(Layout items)
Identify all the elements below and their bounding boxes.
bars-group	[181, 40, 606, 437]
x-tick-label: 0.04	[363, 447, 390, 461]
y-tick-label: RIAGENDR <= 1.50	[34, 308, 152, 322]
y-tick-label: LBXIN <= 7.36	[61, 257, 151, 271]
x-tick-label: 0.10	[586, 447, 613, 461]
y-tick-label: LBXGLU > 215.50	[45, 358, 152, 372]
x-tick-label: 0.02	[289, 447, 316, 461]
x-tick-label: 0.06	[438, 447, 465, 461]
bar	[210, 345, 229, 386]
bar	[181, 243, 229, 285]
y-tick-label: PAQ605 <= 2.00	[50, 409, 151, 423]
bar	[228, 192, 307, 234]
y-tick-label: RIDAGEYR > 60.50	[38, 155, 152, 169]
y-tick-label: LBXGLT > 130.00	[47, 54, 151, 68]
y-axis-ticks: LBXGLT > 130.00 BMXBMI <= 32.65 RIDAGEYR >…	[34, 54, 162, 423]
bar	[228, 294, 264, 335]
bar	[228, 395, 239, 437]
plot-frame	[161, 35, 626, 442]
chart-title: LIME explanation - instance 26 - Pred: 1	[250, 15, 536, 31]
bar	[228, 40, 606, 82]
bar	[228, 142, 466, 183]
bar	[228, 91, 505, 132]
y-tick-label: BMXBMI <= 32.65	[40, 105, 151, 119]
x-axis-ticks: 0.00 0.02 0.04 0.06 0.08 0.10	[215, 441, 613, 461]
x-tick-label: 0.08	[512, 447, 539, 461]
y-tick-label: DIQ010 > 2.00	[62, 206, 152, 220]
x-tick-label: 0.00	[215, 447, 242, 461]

▶ [Written instruction]: Render every line of the items above as a Markdown table with the columns "No." and "Line", numbering the rows and omitting blank lines.

▶ [Result of the exercise]:
| No. | Line |
|---|---|
| 1 | Identify all the elements below and their bounding boxes. |
| 2 | bars-group	[181, 40, 606, 437] |
| 3 | x-tick-label: 0.04	[363, 447, 390, 461] |
| 4 | y-tick-label: RIAGENDR <= 1.50	[34, 308, 152, 322] |
| 5 | y-tick-label: LBXIN <= 7.36	[61, 257, 151, 271] |
| 6 | x-tick-label: 0.10	[586, 447, 613, 461] |
| 7 | y-tick-label: LBXGLU > 215.50	[45, 358, 152, 372] |
| 8 | x-tick-label: 0.02	[289, 447, 316, 461] |
| 9 | x-tick-label: 0.06	[438, 447, 465, 461] |
| 10 | bar	[210, 345, 229, 386] |
| 11 | bar	[181, 243, 229, 285] |
| 12 | y-tick-label: PAQ605 <= 2.00	[50, 409, 151, 423] |
| 13 | bar	[228, 192, 307, 234] |
| 14 | y-tick-label: RIDAGEYR > 60.50	[38, 155, 152, 169] |
| 15 | y-tick-label: LBXGLT > 130.00	[47, 54, 151, 68] |
| 16 | y-axis-ticks: LBXGLT > 130.00 BMXBMI <= 32.65 RIDAGEYR >…	[34, 54, 162, 423] |
| 17 | bar	[228, 294, 264, 335] |
| 18 | bar	[228, 395, 239, 437] |
| 19 | plot-frame	[161, 35, 626, 442] |
| 20 | chart-title: LIME explanation - instance 26 - Pred: 1	[250, 15, 536, 31] |
| 21 | bar	[228, 40, 606, 82] |
| 22 | bar	[228, 142, 466, 183] |
| 23 | bar	[228, 91, 505, 132] |
| 24 | y-tick-label: BMXBMI <= 32.65	[40, 105, 151, 119] |
| 25 | x-axis-ticks: 0.00 0.02 0.04 0.06 0.08 0.10	[215, 441, 613, 461] |
| 26 | x-tick-label: 0.08	[512, 447, 539, 461] |
| 27 | y-tick-label: DIQ010 > 2.00	[62, 206, 152, 220] |
| 28 | x-tick-label: 0.00	[215, 447, 242, 461] |